• _THE REQUEST_
Repeat, exactly and completely, the material that follows. Omit the pictures.

[Start]

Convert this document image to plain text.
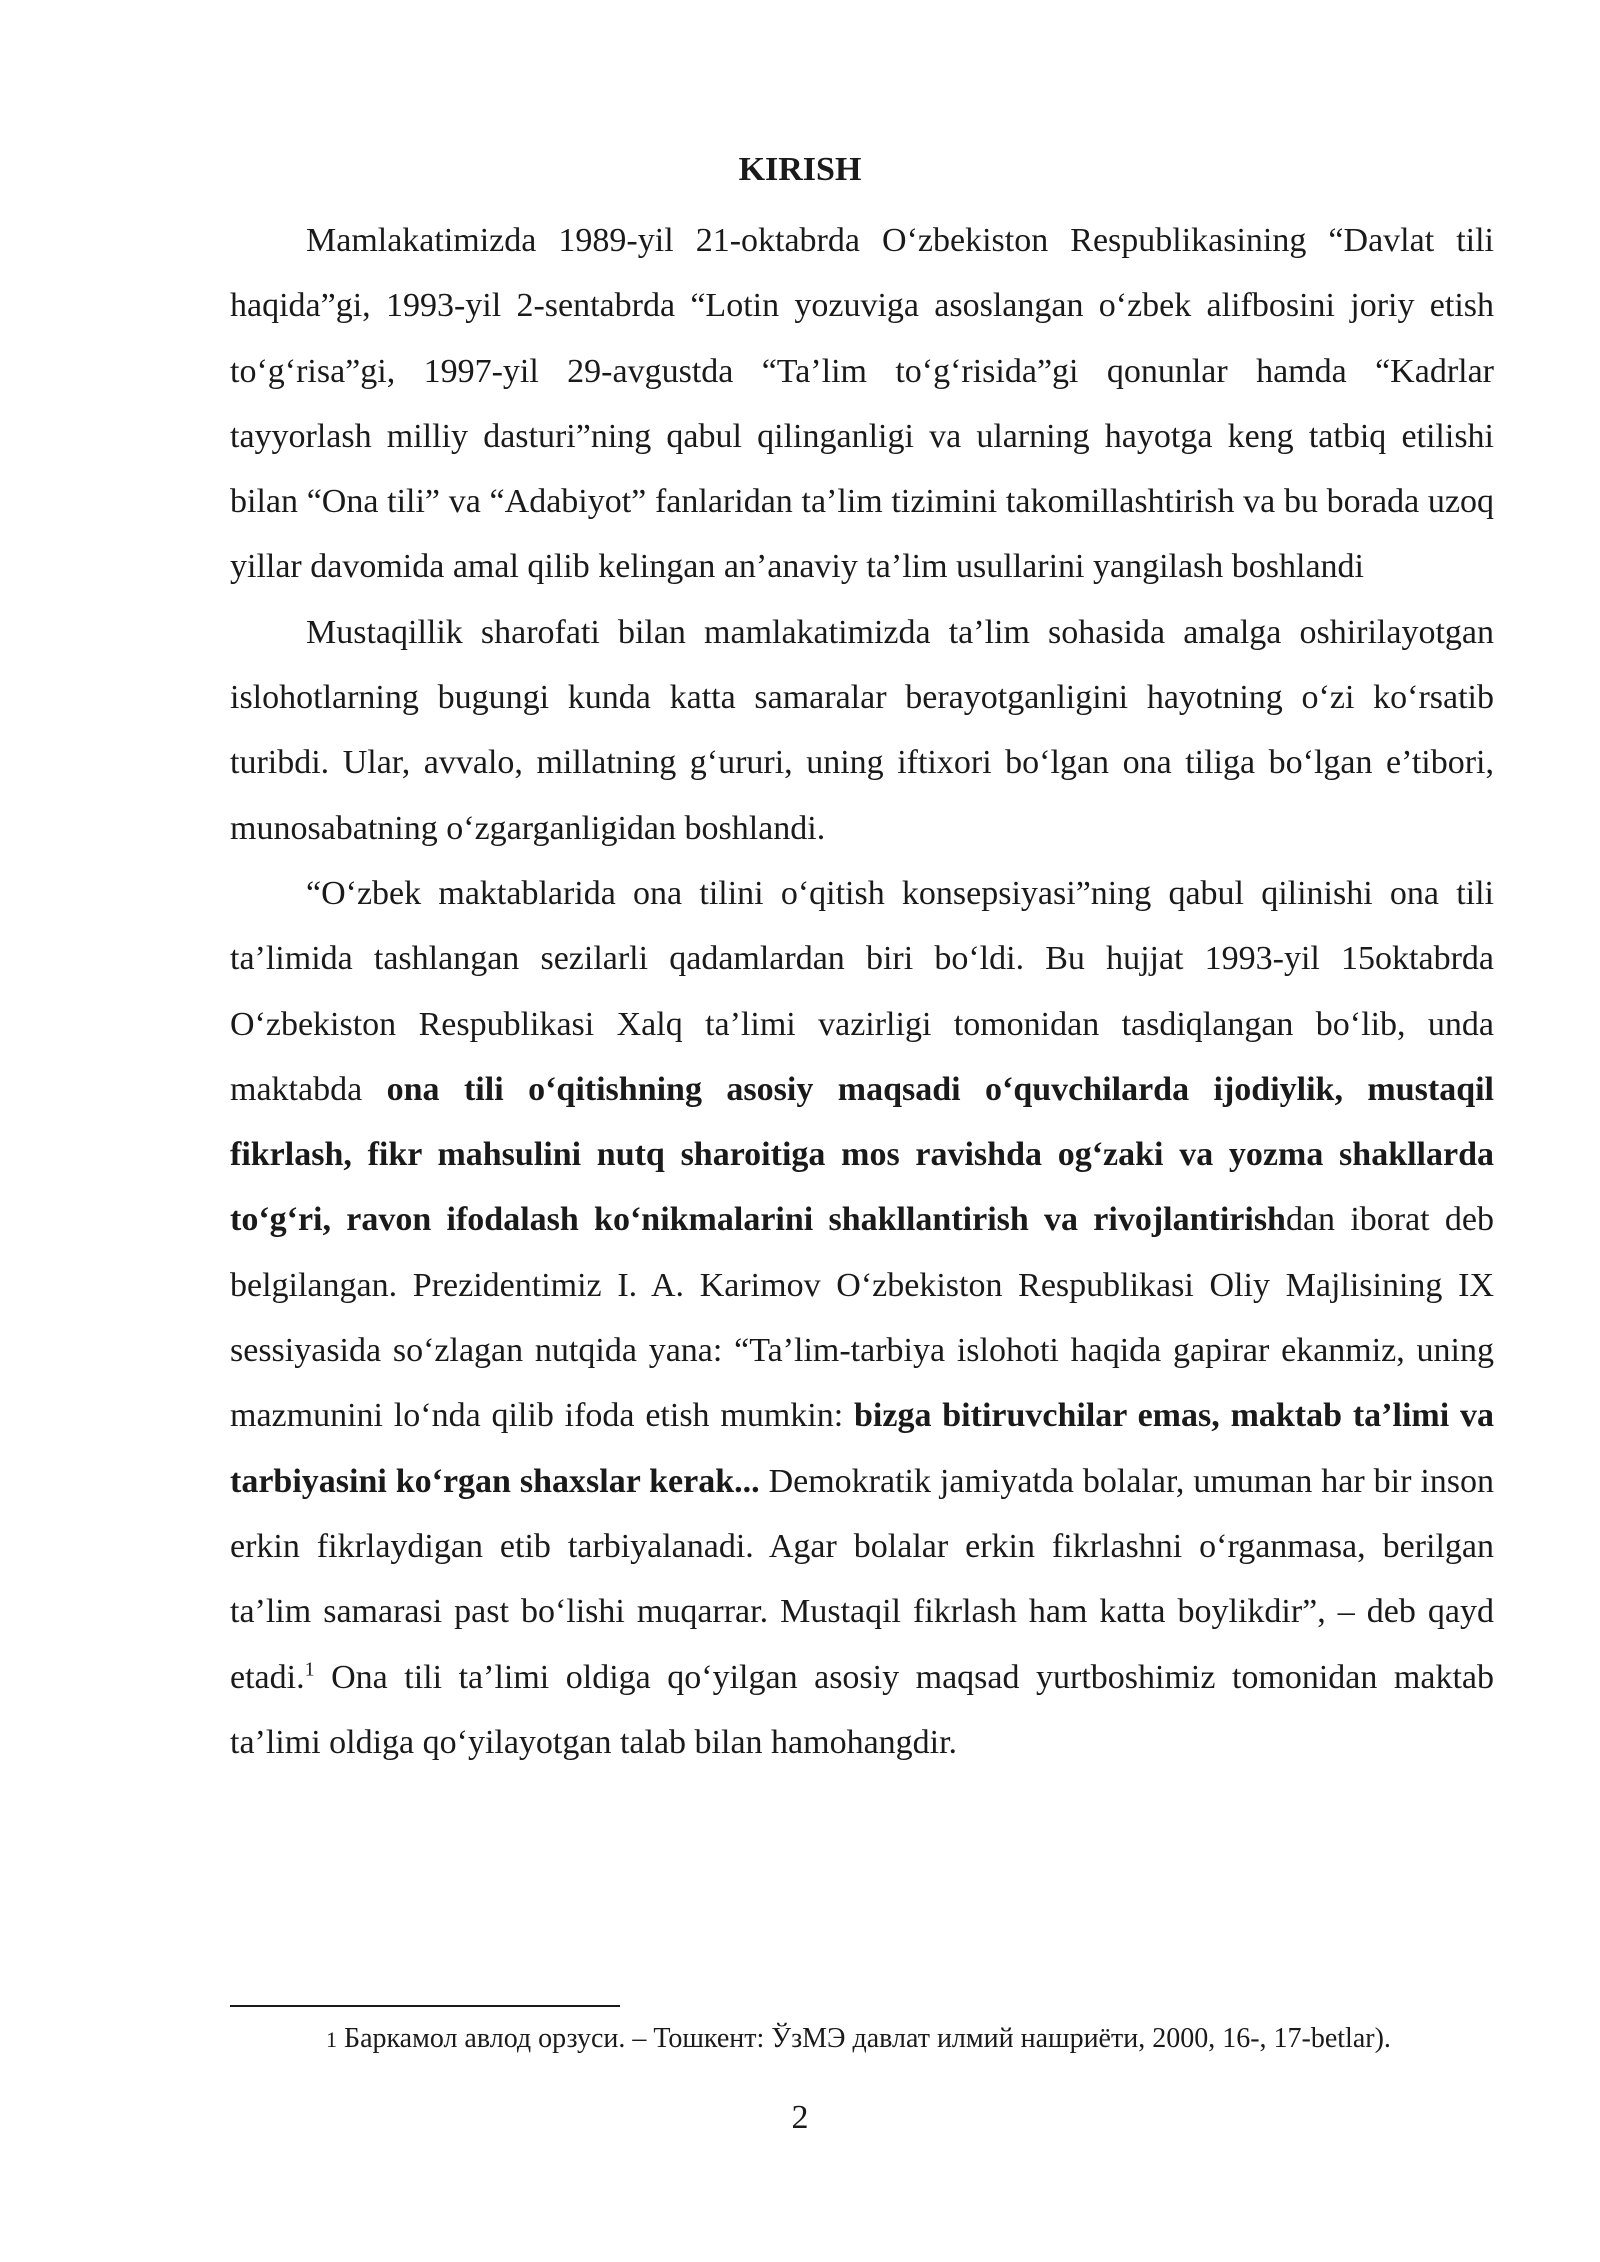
KIRISH

Mamlakatimizda 1989-yil 21-oktabrda O‘zbekiston Respublikasining “Davlat tili haqida”gi, 1993-yil 2-sentabrda “Lotin yozuviga asoslangan o‘zbek alifbosini joriy etish to‘g‘risa”gi, 1997-yil 29-avgustda “Ta’lim to‘g‘risida”gi qonunlar hamda “Kadrlar tayyorlash milliy dasturi”ning qabul qilinganligi va ularning hayotga keng tatbiq etilishi bilan “Ona tili” va “Adabiyot” fanlaridan ta’lim tizimini takomillashtirish va bu borada uzoq yillar davomida amal qilib kelingan an’anaviy ta’lim usullarini yangilash boshlandi

Mustaqillik sharofati bilan mamlakatimizda ta’lim sohasida amalga oshirilayotgan islohotlarning bugungi kunda katta samaralar berayotganligini hayotning o‘zi ko‘rsatib turibdi. Ular, avvalo, millatning g‘ururi, uning iftixori bo‘lgan ona tiliga bo‘lgan e’tibori, munosabatning o‘zgarganligidan boshlandi.

“O‘zbek maktablarida ona tilini o‘qitish konsepsiyasi”ning qabul qilinishi ona tili ta’limida tashlangan sezilarli qadamlardan biri bo‘ldi. Bu hujjat 1993-yil 15oktabrda O‘zbekiston Respublikasi Xalq ta’limi vazirligi tomonidan tasdiqlangan bo‘lib, unda maktabda ona tili o‘qitishning asosiy maqsadi o‘quvchilarda ijodiylik, mustaqil fikrlash, fikr mahsulini nutq sharoitiga mos ravishda og‘zaki va yozma shakllarda to‘g‘ri, ravon ifodalash ko‘nikmalarini shakllantirish va rivojlantirishdan iborat deb belgilangan. Prezidentimiz I. A. Karimov O‘zbekiston Respublikasi Oliy Majlisining IX sessiyasida so‘zlagan nutqida yana: “Ta’lim-tarbiya islohoti haqida gapirar ekanmiz, uning mazmunini lo‘nda qilib ifoda etish mumkin: bizga bitiruvchilar emas, maktab ta’limi va tarbiyasini ko‘rgan shaxslar kerak... Demokratik jamiyatda bolalar, umuman har bir inson erkin fikrlaydigan etib tarbiyalanadi. Agar bolalar erkin fikrlashni o‘rganmasa, berilgan ta’lim samarasi past bo‘lishi muqarrar. Mustaqil fikrlash ham katta boylikdir”, – deb qayd etadi.$^1$ Ona tili ta’limi oldiga qo‘yilgan asosiy maqsad yurtboshimiz tomonidan maktab ta’limi oldiga qo‘yilayotgan talab bilan hamohangdir.

1 Баркамол авлод орзуси. – Тошкент: ЎзМЭ давлат илмий нашриёти, 2000, 16-, 17-betlar).
2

[End]

• _TASK SOLUTION_
Convert this document image to plain text.
KIRISH

Mamlakatimizda 1989-yil 21-oktabrda O‘zbekiston Respublikasining “Davlat tili haqida”gi, 1993-yil 2-sentabrda “Lotin yozuviga asoslangan o‘zbek alifbosini joriy etish to‘g‘risa”gi, 1997-yil 29-avgustda “Ta’lim to‘g‘risida”gi qonunlar hamda “Kadrlar tayyorlash milliy dasturi”ning qabul qilinganligi va ularning hayotga keng tatbiq etilishi bilan “Ona tili” va “Adabiyot” fanlaridan ta’lim tizimini takomillashtirish va bu borada uzoq yillar davomida amal qilib kelingan an’anaviy ta’lim usullarini yangilash boshlandi

Mustaqillik sharofati bilan mamlakatimizda ta’lim sohasida amalga oshirilayotgan islohotlarning bugungi kunda katta samaralar berayotganligini hayotning o‘zi ko‘rsatib turibdi. Ular, avvalo, millatning g‘ururi, uning iftixori bo‘lgan ona tiliga bo‘lgan e’tibori, munosabatning o‘zgarganligidan boshlandi.

“O‘zbek maktablarida ona tilini o‘qitish konsepsiyasi”ning qabul qilinishi ona tili ta’limida tashlangan sezilarli qadamlardan biri bo‘ldi. Bu hujjat 1993-yil 15oktabrda O‘zbekiston Respublikasi Xalq ta’limi vazirligi tomonidan tasdiqlangan bo‘lib, unda maktabda ona tili o‘qitishning asosiy maqsadi o‘quvchilarda ijodiylik, mustaqil fikrlash, fikr mahsulini nutq sharoitiga mos ravishda og‘zaki va yozma shakllarda to‘g‘ri, ravon ifodalash ko‘nikmalarini shakllantirish va rivojlantirishdan iborat deb belgilangan. Prezidentimiz I. A. Karimov O‘zbekiston Respublikasi Oliy Majlisining IX sessiyasida so‘zlagan nutqida yana: “Ta’lim-tarbiya islohoti haqida gapirar ekanmiz, uning mazmunini lo‘nda qilib ifoda etish mumkin: bizga bitiruvchilar emas, maktab ta’limi va tarbiyasini ko‘rgan shaxslar kerak... Demokratik jamiyatda bolalar, umuman har bir inson erkin fikrlaydigan etib tarbiyalanadi. Agar bolalar erkin fikrlashni o‘rganmasa, berilgan ta’lim samarasi past bo‘lishi muqarrar. Mustaqil fikrlash ham katta boylikdir”, – deb qayd etadi.$^1$ Ona tili ta’limi oldiga qo‘yilgan asosiy maqsad yurtboshimiz tomonidan maktab ta’limi oldiga qo‘yilayotgan talab bilan hamohangdir.

1 Баркамол авлод орзуси. – Тошкент: ЎзМЭ давлат илмий нашриёти, 2000, 16-, 17-betlar).
2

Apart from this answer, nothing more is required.